* _PROVIDED DATA_:
* Start *

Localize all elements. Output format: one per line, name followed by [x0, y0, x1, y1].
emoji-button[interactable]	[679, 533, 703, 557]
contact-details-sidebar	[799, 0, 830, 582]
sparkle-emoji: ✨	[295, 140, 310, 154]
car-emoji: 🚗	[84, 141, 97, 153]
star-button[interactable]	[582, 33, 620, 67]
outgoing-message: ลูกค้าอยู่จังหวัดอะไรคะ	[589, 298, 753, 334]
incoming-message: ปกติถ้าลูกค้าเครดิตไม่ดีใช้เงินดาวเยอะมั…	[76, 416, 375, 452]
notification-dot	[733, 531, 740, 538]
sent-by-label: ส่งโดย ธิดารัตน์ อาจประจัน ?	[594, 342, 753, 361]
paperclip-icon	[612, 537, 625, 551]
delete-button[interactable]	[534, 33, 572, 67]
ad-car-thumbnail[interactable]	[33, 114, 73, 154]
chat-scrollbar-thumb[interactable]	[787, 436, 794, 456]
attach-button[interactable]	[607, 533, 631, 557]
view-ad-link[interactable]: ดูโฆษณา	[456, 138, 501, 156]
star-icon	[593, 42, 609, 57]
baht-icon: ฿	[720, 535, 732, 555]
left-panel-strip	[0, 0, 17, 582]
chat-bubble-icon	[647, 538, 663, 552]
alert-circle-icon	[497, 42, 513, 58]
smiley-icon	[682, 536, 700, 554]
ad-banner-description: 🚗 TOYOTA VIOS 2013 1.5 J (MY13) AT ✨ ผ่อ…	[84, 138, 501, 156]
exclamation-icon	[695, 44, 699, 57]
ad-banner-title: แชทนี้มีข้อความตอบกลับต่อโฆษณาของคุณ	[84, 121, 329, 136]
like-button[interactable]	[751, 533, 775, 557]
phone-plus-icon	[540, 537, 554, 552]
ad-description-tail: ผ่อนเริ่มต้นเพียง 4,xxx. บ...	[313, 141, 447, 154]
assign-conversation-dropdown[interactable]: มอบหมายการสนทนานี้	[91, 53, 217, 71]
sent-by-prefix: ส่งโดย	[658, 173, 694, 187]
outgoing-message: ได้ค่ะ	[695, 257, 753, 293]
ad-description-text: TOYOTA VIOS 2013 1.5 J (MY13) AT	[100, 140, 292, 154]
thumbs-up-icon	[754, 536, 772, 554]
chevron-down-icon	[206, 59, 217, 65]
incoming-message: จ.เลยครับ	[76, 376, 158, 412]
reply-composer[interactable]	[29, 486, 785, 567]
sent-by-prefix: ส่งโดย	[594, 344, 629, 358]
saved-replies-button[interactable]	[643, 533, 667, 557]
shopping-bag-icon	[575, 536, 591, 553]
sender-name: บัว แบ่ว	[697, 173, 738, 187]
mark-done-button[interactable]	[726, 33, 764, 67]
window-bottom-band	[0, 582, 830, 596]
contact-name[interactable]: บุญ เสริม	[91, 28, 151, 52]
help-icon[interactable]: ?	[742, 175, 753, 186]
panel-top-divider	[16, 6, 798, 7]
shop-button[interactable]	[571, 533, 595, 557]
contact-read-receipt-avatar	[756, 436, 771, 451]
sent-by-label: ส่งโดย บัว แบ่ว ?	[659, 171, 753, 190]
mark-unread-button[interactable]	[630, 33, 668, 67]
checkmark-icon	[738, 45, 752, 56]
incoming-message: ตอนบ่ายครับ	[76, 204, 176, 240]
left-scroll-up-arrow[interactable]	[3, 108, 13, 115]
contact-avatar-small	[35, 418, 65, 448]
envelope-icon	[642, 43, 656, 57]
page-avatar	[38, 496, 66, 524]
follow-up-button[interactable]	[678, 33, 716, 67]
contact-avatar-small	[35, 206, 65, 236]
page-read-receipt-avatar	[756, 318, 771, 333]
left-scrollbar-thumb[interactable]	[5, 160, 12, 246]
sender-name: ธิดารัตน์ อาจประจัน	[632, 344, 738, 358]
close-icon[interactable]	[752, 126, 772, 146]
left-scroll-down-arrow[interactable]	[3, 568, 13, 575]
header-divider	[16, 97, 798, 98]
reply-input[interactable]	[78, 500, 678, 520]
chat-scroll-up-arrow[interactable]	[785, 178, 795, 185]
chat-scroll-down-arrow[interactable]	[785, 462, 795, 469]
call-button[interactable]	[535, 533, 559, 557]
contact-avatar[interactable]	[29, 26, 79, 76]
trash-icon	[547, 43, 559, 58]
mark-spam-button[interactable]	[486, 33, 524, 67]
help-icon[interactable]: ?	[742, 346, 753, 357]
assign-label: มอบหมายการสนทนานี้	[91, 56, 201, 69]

* End *

* _PROMPT_:
Reproduce the stretch of the material above from its first line through the line containing "33, 620, 67]", keeping every character the same.

* _CORRECT RESPONSE_:
Localize all elements. Output format: one per line, name followed by [x0, y0, x1, y1].
emoji-button[interactable]	[679, 533, 703, 557]
contact-details-sidebar	[799, 0, 830, 582]
sparkle-emoji: ✨	[295, 140, 310, 154]
car-emoji: 🚗	[84, 141, 97, 153]
star-button[interactable]	[582, 33, 620, 67]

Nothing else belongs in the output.